Problem details —
Go through the records below line by line, counting those that contain the word "были"; answer with the count only.

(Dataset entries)

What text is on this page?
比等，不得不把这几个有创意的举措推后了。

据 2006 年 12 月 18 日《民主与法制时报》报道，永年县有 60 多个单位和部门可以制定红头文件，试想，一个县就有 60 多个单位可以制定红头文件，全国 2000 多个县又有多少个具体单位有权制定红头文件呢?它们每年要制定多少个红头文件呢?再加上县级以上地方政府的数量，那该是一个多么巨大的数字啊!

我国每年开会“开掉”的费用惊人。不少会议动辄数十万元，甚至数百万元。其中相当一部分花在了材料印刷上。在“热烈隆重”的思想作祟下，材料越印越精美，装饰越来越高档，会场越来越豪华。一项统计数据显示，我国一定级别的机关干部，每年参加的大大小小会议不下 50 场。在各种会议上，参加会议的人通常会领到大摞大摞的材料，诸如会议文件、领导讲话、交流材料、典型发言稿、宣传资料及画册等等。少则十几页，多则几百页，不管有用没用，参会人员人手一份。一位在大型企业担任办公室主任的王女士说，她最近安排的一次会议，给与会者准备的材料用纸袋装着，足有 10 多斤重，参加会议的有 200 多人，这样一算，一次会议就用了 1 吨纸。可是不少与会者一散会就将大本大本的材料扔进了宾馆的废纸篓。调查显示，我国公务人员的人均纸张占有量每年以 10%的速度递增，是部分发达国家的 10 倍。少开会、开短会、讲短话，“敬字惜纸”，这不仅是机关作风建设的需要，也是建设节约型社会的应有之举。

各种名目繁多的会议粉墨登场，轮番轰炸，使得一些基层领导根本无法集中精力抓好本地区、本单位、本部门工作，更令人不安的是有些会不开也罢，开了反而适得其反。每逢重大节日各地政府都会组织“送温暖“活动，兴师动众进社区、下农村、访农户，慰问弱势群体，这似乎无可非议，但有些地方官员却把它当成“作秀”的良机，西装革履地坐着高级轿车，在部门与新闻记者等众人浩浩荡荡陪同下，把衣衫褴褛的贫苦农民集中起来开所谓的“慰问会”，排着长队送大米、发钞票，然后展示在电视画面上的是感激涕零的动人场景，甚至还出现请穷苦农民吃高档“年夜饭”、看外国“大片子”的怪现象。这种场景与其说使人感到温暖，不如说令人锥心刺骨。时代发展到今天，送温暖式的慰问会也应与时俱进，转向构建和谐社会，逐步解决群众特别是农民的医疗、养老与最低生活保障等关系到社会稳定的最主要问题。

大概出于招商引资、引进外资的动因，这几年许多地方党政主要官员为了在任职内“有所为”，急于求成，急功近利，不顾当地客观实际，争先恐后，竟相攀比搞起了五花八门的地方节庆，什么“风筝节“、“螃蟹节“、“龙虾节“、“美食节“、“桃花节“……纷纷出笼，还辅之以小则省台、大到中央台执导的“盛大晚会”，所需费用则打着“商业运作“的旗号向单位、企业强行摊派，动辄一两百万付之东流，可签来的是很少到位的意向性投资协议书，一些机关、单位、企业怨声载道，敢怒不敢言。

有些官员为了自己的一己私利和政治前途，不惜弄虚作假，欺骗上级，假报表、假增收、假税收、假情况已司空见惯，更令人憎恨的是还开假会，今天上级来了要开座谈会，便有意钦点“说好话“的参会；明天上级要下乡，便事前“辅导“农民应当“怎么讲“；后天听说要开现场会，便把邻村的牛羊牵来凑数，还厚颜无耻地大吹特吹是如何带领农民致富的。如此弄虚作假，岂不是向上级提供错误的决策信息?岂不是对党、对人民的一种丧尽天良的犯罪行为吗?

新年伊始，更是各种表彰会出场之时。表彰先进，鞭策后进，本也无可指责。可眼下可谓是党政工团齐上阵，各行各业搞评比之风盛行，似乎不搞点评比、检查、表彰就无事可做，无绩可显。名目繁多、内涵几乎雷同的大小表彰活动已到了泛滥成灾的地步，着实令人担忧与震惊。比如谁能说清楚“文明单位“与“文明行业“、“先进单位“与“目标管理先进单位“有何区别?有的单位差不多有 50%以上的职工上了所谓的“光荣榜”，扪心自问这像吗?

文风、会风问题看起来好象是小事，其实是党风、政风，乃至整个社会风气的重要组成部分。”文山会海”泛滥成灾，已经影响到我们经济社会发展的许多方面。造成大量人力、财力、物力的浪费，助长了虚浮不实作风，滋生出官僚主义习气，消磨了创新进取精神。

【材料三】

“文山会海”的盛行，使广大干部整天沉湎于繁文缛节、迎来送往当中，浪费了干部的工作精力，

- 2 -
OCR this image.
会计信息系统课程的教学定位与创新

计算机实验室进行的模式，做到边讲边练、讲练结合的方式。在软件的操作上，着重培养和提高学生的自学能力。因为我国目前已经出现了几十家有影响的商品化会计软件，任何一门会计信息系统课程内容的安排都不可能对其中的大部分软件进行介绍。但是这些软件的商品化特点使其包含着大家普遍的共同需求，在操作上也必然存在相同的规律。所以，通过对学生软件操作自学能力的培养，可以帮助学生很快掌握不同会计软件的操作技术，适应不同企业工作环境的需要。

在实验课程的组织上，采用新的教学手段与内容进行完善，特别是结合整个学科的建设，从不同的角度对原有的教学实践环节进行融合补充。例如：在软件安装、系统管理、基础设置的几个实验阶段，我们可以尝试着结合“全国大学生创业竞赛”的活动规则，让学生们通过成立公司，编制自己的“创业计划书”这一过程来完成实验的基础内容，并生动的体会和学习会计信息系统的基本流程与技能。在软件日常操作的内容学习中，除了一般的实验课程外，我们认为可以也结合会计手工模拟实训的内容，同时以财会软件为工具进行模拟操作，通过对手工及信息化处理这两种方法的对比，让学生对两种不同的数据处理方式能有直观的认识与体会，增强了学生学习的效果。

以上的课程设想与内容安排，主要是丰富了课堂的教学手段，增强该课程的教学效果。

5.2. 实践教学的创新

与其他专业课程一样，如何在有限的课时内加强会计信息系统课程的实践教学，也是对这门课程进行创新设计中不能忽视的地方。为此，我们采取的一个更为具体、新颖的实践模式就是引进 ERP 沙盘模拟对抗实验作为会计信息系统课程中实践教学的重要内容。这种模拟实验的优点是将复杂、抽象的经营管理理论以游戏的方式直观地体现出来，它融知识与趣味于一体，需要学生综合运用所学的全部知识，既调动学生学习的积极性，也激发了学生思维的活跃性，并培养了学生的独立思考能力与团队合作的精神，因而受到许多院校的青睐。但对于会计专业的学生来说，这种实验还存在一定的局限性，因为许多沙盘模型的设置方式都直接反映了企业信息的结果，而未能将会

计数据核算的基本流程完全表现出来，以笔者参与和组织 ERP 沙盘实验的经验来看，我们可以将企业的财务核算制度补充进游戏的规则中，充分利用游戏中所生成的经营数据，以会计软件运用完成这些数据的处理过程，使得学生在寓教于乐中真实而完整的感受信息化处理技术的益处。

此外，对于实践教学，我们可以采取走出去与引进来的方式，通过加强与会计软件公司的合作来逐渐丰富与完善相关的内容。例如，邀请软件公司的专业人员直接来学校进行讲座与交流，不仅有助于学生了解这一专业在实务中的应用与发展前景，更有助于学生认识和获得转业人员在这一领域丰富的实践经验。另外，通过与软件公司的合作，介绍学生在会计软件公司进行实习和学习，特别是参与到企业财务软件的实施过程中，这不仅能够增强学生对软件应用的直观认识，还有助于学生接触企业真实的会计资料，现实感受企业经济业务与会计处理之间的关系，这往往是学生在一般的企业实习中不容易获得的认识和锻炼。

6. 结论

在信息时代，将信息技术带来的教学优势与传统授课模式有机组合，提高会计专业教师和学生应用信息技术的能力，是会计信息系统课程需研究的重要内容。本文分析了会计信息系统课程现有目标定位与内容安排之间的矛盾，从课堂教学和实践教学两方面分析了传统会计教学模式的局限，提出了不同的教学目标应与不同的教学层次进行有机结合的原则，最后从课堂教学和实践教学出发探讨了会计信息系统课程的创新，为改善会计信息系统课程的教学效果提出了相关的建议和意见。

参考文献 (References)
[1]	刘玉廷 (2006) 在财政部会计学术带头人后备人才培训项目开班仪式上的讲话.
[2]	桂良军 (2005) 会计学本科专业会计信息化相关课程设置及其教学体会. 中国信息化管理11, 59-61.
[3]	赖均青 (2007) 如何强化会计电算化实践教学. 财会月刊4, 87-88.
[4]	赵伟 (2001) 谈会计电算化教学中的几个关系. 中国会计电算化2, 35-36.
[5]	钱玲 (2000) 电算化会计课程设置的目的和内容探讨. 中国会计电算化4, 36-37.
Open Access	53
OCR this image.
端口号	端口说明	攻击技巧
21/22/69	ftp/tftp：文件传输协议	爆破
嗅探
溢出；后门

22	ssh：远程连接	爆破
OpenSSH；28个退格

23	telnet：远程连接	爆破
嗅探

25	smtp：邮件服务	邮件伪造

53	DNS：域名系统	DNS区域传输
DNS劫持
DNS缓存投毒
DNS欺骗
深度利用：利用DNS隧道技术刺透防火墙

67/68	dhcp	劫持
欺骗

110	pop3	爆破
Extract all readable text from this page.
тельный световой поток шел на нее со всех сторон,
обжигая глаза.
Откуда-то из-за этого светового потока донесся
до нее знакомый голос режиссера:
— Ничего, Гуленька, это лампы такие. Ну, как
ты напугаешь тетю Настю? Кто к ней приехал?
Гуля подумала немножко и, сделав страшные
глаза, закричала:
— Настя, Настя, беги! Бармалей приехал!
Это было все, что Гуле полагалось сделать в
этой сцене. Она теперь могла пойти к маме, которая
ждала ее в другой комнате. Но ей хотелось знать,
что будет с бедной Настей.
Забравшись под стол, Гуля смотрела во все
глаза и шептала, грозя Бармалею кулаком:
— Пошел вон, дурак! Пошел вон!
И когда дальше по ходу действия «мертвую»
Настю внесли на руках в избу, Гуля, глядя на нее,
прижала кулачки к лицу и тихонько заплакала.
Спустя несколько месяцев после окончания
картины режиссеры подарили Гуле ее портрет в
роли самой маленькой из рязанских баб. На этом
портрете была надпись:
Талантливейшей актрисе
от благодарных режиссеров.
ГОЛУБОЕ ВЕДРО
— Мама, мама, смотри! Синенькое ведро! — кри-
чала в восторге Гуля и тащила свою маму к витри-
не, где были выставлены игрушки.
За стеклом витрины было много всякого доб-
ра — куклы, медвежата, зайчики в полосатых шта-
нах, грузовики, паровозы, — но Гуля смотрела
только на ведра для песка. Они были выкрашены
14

The reply —
2